PROBLEM DESCRIPTION:
Extract the full listing verbatim and drop any pictures from your copy.

• • • • • • •

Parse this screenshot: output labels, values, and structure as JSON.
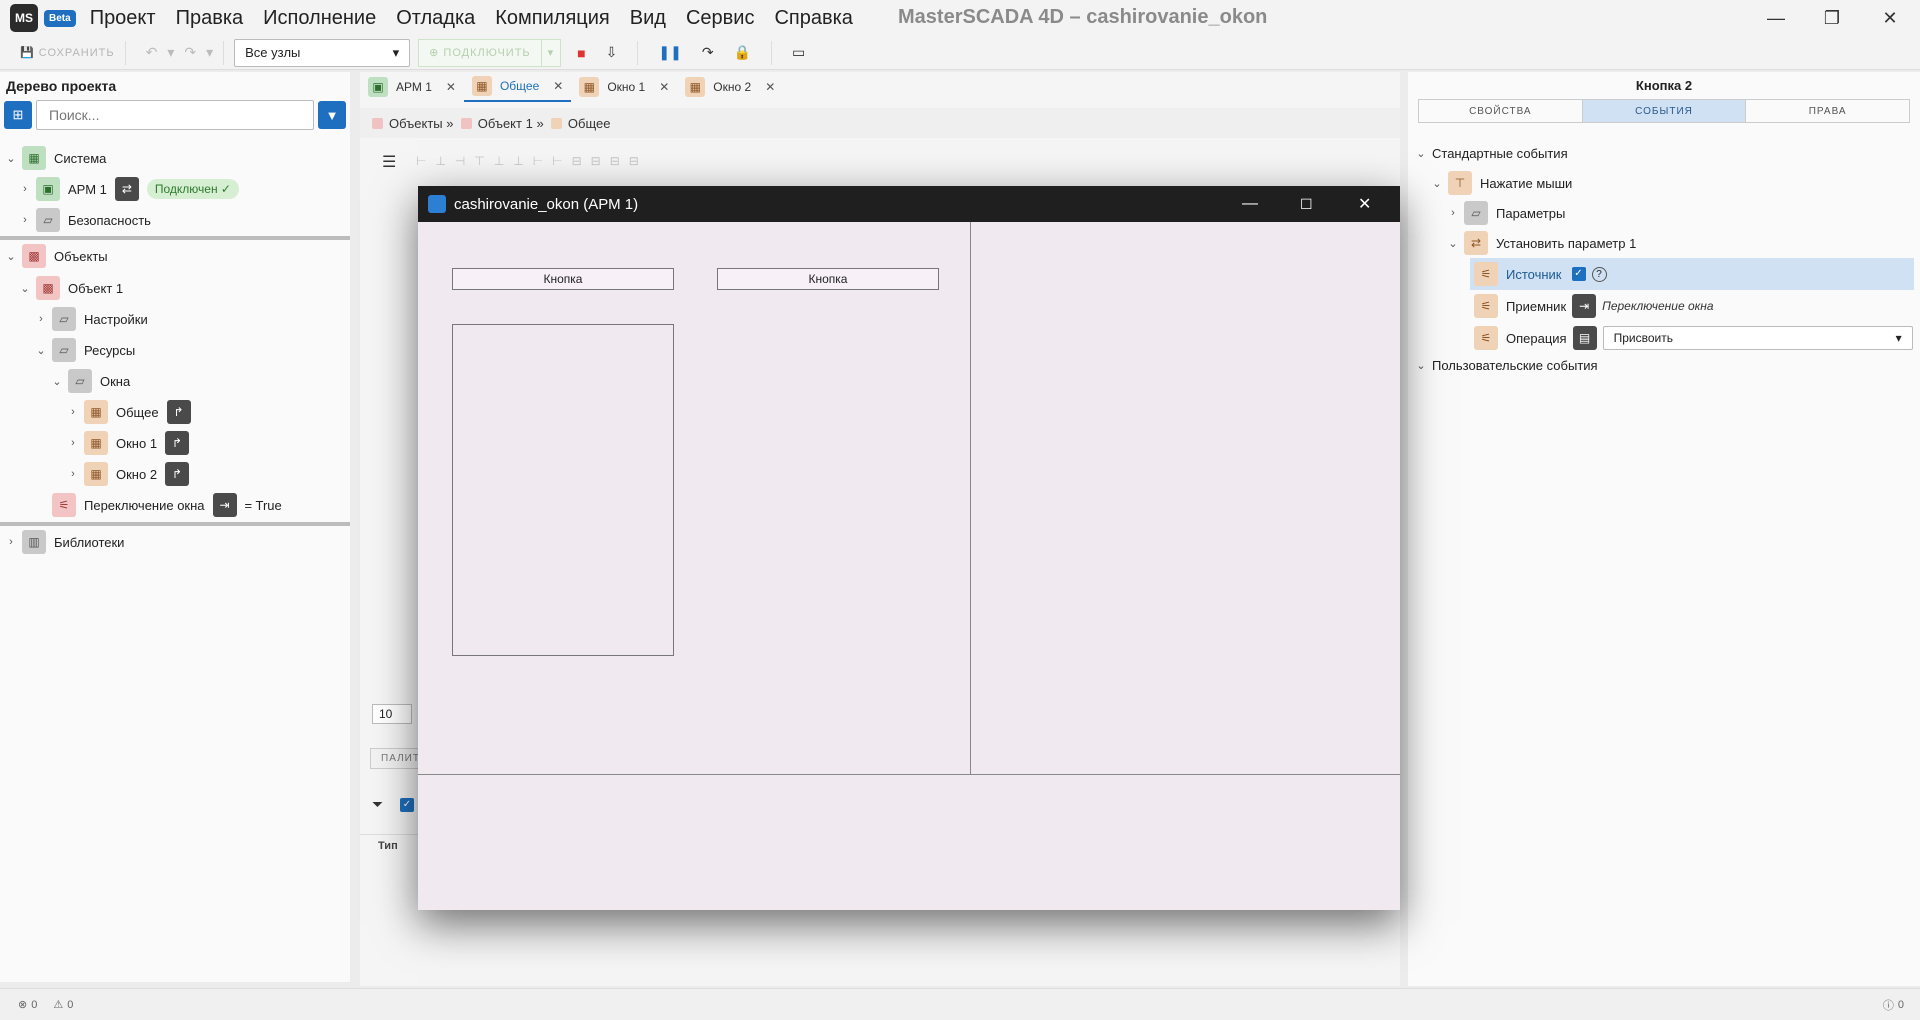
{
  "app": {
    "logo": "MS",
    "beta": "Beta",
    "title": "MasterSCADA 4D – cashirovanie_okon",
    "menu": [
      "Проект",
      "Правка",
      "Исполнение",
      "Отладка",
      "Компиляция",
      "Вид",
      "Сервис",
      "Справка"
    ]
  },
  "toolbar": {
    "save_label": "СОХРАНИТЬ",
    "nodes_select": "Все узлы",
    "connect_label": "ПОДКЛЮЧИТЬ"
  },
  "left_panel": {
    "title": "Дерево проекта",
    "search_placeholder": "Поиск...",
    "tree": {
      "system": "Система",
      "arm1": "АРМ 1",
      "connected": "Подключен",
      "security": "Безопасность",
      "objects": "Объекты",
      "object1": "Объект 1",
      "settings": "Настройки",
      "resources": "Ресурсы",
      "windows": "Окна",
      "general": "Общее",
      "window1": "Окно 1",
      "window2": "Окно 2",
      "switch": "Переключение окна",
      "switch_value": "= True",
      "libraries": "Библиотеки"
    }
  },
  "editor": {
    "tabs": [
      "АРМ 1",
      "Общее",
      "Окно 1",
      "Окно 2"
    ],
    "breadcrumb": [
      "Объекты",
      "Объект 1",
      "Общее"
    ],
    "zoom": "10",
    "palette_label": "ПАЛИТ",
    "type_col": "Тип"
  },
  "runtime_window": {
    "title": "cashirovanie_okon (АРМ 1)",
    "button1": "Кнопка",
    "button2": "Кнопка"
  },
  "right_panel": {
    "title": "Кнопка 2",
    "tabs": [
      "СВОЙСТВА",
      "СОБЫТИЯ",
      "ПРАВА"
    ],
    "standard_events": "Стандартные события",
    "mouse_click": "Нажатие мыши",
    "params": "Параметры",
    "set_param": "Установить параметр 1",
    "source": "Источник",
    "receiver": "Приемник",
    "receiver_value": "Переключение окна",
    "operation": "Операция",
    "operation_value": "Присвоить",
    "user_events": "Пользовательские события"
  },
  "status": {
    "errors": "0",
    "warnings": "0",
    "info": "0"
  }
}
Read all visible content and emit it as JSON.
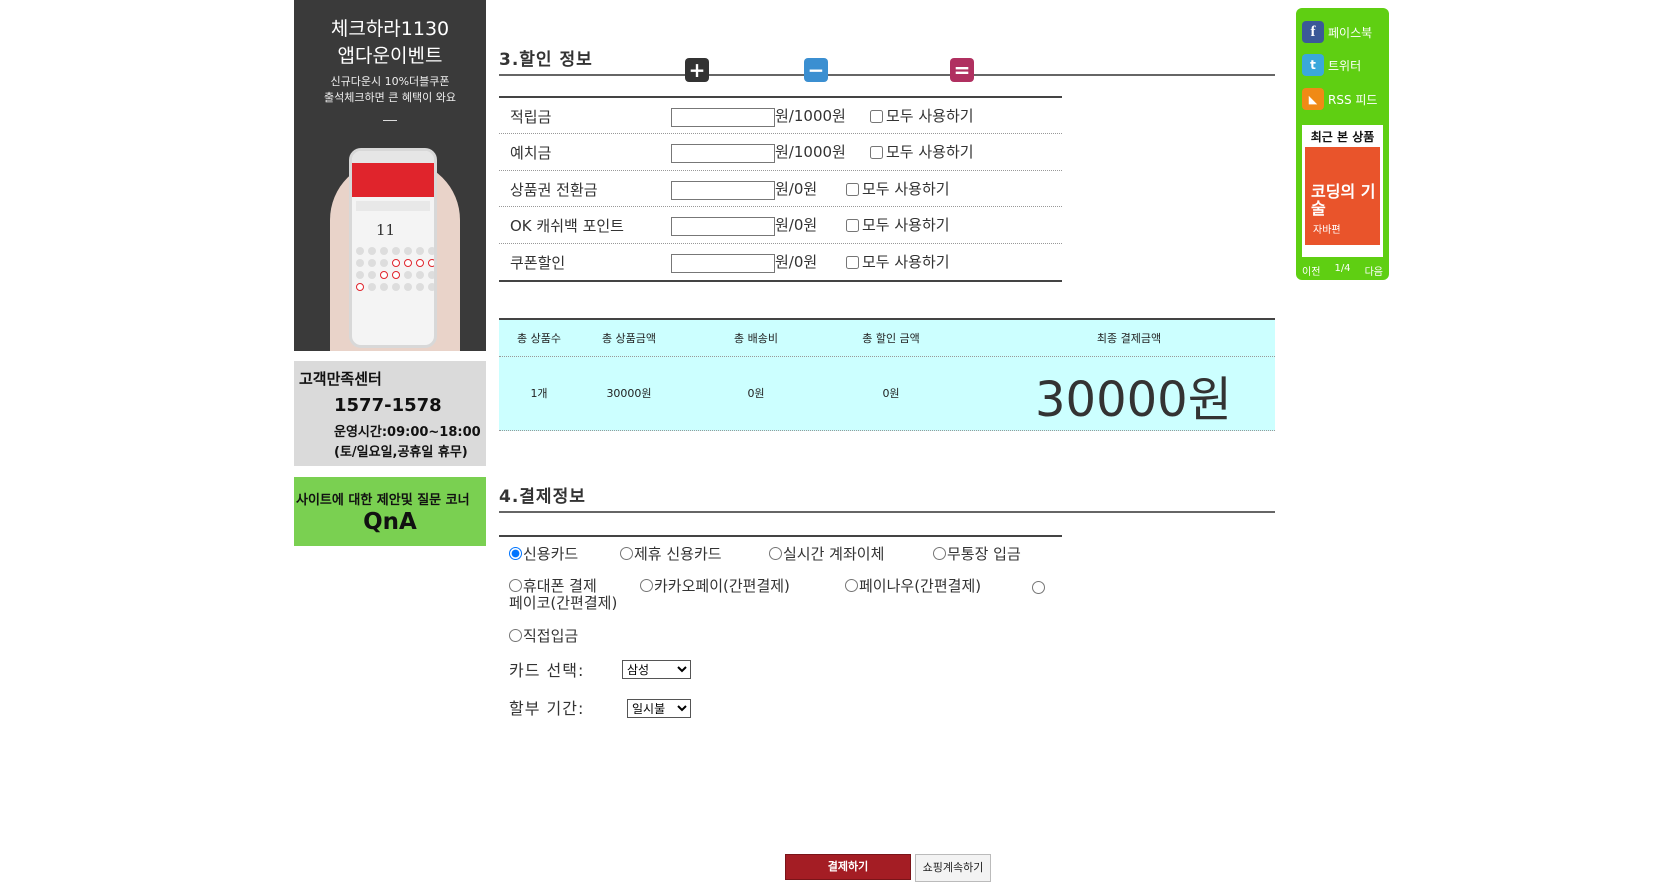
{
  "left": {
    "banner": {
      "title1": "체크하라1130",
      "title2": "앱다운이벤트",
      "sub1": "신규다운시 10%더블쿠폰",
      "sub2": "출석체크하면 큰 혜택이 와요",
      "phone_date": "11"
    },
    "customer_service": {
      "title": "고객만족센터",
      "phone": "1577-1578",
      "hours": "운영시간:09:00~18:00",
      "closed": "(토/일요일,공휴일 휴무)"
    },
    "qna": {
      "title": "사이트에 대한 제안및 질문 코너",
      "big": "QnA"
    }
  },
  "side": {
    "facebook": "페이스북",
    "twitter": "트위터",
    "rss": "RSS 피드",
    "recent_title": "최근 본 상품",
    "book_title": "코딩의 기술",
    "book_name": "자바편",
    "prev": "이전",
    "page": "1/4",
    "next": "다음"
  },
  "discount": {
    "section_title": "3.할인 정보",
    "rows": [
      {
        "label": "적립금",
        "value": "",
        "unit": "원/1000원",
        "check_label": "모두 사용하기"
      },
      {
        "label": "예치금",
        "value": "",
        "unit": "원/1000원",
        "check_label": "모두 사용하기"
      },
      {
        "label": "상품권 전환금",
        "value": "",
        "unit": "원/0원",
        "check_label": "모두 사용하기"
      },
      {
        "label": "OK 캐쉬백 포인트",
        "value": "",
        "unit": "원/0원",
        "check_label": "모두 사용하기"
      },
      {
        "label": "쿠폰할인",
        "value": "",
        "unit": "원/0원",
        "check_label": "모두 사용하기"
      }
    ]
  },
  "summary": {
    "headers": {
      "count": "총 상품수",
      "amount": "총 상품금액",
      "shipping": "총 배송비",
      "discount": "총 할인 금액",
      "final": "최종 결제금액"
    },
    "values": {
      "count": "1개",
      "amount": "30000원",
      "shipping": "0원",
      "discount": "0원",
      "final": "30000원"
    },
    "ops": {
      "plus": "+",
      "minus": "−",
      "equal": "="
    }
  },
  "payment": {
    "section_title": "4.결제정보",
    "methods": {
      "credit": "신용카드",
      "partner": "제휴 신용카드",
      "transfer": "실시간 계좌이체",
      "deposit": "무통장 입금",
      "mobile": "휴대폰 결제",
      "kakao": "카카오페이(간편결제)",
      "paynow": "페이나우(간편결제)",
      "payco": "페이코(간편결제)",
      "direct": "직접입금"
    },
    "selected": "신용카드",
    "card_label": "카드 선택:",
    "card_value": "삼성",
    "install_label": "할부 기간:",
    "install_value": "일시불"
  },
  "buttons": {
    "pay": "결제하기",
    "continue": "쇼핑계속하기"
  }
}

• • • • • • •

RESPONSE FOR THIS EXERCISE:
Parse this screenshot: output labels, values, and structure as JSON.
{
  "app": {
    "logo": "MS",
    "beta": "Beta",
    "title": "MasterSCADA 4D – cashirovanie_okon",
    "menu": [
      "Проект",
      "Правка",
      "Исполнение",
      "Отладка",
      "Компиляция",
      "Вид",
      "Сервис",
      "Справка"
    ]
  },
  "toolbar": {
    "save_label": "СОХРАНИТЬ",
    "nodes_select": "Все узлы",
    "connect_label": "ПОДКЛЮЧИТЬ"
  },
  "left_panel": {
    "title": "Дерево проекта",
    "search_placeholder": "Поиск...",
    "tree": {
      "system": "Система",
      "arm1": "АРМ 1",
      "connected": "Подключен",
      "security": "Безопасность",
      "objects": "Объекты",
      "object1": "Объект 1",
      "settings": "Настройки",
      "resources": "Ресурсы",
      "windows": "Окна",
      "general": "Общее",
      "window1": "Окно 1",
      "window2": "Окно 2",
      "switch": "Переключение окна",
      "switch_value": "= True",
      "libraries": "Библиотеки"
    }
  },
  "editor": {
    "tabs": [
      "АРМ 1",
      "Общее",
      "Окно 1",
      "Окно 2"
    ],
    "breadcrumb": [
      "Объекты",
      "Объект 1",
      "Общее"
    ],
    "zoom": "10",
    "palette_label": "ПАЛИТ",
    "type_col": "Тип"
  },
  "runtime_window": {
    "title": "cashirovanie_okon (АРМ 1)",
    "button1": "Кнопка",
    "button2": "Кнопка"
  },
  "right_panel": {
    "title": "Кнопка 2",
    "tabs": [
      "СВОЙСТВА",
      "СОБЫТИЯ",
      "ПРАВА"
    ],
    "standard_events": "Стандартные события",
    "mouse_click": "Нажатие мыши",
    "params": "Параметры",
    "set_param": "Установить параметр 1",
    "source": "Источник",
    "receiver": "Приемник",
    "receiver_value": "Переключение окна",
    "operation": "Операция",
    "operation_value": "Присвоить",
    "user_events": "Пользовательские события"
  },
  "status": {
    "errors": "0",
    "warnings": "0",
    "info": "0"
  }
}
Read all visible content and emit it as JSON.
{
  "left": {
    "banner": {
      "title1": "체크하라1130",
      "title2": "앱다운이벤트",
      "sub1": "신규다운시 10%더블쿠폰",
      "sub2": "출석체크하면 큰 혜택이 와요",
      "phone_date": "11"
    },
    "customer_service": {
      "title": "고객만족센터",
      "phone": "1577-1578",
      "hours": "운영시간:09:00~18:00",
      "closed": "(토/일요일,공휴일 휴무)"
    },
    "qna": {
      "title": "사이트에 대한 제안및 질문 코너",
      "big": "QnA"
    }
  },
  "side": {
    "facebook": "페이스북",
    "twitter": "트위터",
    "rss": "RSS 피드",
    "recent_title": "최근 본 상품",
    "book_title": "코딩의 기술",
    "book_name": "자바편",
    "prev": "이전",
    "page": "1/4",
    "next": "다음"
  },
  "discount": {
    "section_title": "3.할인 정보",
    "rows": [
      {
        "label": "적립금",
        "value": "",
        "unit": "원/1000원",
        "check_label": "모두 사용하기"
      },
      {
        "label": "예치금",
        "value": "",
        "unit": "원/1000원",
        "check_label": "모두 사용하기"
      },
      {
        "label": "상품권 전환금",
        "value": "",
        "unit": "원/0원",
        "check_label": "모두 사용하기"
      },
      {
        "label": "OK 캐쉬백 포인트",
        "value": "",
        "unit": "원/0원",
        "check_label": "모두 사용하기"
      },
      {
        "label": "쿠폰할인",
        "value": "",
        "unit": "원/0원",
        "check_label": "모두 사용하기"
      }
    ]
  },
  "summary": {
    "headers": {
      "count": "총 상품수",
      "amount": "총 상품금액",
      "shipping": "총 배송비",
      "discount": "총 할인 금액",
      "final": "최종 결제금액"
    },
    "values": {
      "count": "1개",
      "amount": "30000원",
      "shipping": "0원",
      "discount": "0원",
      "final": "30000원"
    },
    "ops": {
      "plus": "+",
      "minus": "−",
      "equal": "="
    }
  },
  "payment": {
    "section_title": "4.결제정보",
    "methods": {
      "credit": "신용카드",
      "partner": "제휴 신용카드",
      "transfer": "실시간 계좌이체",
      "deposit": "무통장 입금",
      "mobile": "휴대폰 결제",
      "kakao": "카카오페이(간편결제)",
      "paynow": "페이나우(간편결제)",
      "payco": "페이코(간편결제)",
      "direct": "직접입금"
    },
    "selected": "신용카드",
    "card_label": "카드 선택:",
    "card_value": "삼성",
    "install_label": "할부 기간:",
    "install_value": "일시불"
  },
  "buttons": {
    "pay": "결제하기",
    "continue": "쇼핑계속하기"
  }
}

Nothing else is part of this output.